PROMPT -> Output all of the records exactly as written.

TASK INPUTS ->
════════════════

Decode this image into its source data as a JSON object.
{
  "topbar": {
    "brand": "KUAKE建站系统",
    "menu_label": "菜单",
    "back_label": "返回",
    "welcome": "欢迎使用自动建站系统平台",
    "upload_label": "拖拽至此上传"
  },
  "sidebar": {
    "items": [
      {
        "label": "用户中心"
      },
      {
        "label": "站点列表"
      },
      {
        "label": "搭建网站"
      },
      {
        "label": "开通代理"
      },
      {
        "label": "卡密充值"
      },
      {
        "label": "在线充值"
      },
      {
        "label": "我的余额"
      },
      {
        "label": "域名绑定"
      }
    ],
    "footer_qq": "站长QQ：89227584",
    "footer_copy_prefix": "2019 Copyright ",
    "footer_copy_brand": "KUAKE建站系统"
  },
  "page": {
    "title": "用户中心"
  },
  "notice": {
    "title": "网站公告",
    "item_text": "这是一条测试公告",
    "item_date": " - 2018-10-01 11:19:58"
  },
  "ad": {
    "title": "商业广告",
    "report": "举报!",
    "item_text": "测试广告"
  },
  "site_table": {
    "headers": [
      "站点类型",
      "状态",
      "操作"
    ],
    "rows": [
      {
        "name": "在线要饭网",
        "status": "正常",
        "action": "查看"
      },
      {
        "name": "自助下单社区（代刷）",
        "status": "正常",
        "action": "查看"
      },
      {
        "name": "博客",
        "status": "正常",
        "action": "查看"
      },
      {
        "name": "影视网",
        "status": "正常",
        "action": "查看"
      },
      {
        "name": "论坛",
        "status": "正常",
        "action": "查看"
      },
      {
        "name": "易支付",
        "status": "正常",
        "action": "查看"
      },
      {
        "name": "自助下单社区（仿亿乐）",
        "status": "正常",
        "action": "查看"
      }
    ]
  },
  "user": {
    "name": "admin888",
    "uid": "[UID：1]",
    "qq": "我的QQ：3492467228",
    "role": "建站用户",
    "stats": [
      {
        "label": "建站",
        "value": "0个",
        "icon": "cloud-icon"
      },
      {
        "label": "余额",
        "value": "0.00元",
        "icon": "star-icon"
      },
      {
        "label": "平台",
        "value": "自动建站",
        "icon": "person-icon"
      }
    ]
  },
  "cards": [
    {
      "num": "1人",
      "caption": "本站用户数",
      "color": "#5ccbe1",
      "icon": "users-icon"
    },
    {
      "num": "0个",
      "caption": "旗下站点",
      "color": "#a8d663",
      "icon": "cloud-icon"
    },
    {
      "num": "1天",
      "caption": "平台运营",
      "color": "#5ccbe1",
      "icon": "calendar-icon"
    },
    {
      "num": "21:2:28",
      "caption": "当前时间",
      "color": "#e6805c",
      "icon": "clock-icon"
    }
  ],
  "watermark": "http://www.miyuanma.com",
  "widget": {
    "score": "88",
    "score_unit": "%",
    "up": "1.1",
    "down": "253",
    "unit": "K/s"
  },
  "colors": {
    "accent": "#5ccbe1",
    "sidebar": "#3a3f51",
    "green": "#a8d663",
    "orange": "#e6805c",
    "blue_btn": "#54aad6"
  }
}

════════════════

EXPECTED ANSWER ->
Decode this image into its source data as a JSON object.
{
  "topbar": {
    "brand": "KUAKE建站系统",
    "menu_label": "菜单",
    "back_label": "返回",
    "welcome": "欢迎使用自动建站系统平台",
    "upload_label": "拖拽至此上传"
  },
  "sidebar": {
    "items": [
      {
        "label": "用户中心"
      },
      {
        "label": "站点列表"
      },
      {
        "label": "搭建网站"
      },
      {
        "label": "开通代理"
      },
      {
        "label": "卡密充值"
      },
      {
        "label": "在线充值"
      },
      {
        "label": "我的余额"
      },
      {
        "label": "域名绑定"
      }
    ],
    "footer_qq": "站长QQ：89227584",
    "footer_copy_prefix": "2019 Copyright ",
    "footer_copy_brand": "KUAKE建站系统"
  },
  "page": {
    "title": "用户中心"
  },
  "notice": {
    "title": "网站公告",
    "item_text": "这是一条测试公告",
    "item_date": " - 2018-10-01 11:19:58"
  },
  "ad": {
    "title": "商业广告",
    "report": "举报!",
    "item_text": "测试广告"
  },
  "site_table": {
    "headers": [
      "站点类型",
      "状态",
      "操作"
    ],
    "rows": [
      {
        "name": "在线要饭网",
        "status": "正常",
        "action": "查看"
      },
      {
        "name": "自助下单社区（代刷）",
        "status": "正常",
        "action": "查看"
      },
      {
        "name": "博客",
        "status": "正常",
        "action": "查看"
      },
      {
        "name": "影视网",
        "status": "正常",
        "action": "查看"
      },
      {
        "name": "论坛",
        "status": "正常",
        "action": "查看"
      },
      {
        "name": "易支付",
        "status": "正常",
        "action": "查看"
      },
      {
        "name": "自助下单社区（仿亿乐）",
        "status": "正常",
        "action": "查看"
      }
    ]
  },
  "user": {
    "name": "admin888",
    "uid": "[UID：1]",
    "qq": "我的QQ：3492467228",
    "role": "建站用户",
    "stats": [
      {
        "label": "建站",
        "value": "0个",
        "icon": "cloud-icon"
      },
      {
        "label": "余额",
        "value": "0.00元",
        "icon": "star-icon"
      },
      {
        "label": "平台",
        "value": "自动建站",
        "icon": "person-icon"
      }
    ]
  },
  "cards": [
    {
      "num": "1人",
      "caption": "本站用户数",
      "color": "#5ccbe1",
      "icon": "users-icon"
    },
    {
      "num": "0个",
      "caption": "旗下站点",
      "color": "#a8d663",
      "icon": "cloud-icon"
    },
    {
      "num": "1天",
      "caption": "平台运营",
      "color": "#5ccbe1",
      "icon": "calendar-icon"
    },
    {
      "num": "21:2:28",
      "caption": "当前时间",
      "color": "#e6805c",
      "icon": "clock-icon"
    }
  ],
  "watermark": "http://www.miyuanma.com",
  "widget": {
    "score": "88",
    "score_unit": "%",
    "up": "1.1",
    "down": "253",
    "unit": "K/s"
  },
  "colors": {
    "accent": "#5ccbe1",
    "sidebar": "#3a3f51",
    "green": "#a8d663",
    "orange": "#e6805c",
    "blue_btn": "#54aad6"
  }
}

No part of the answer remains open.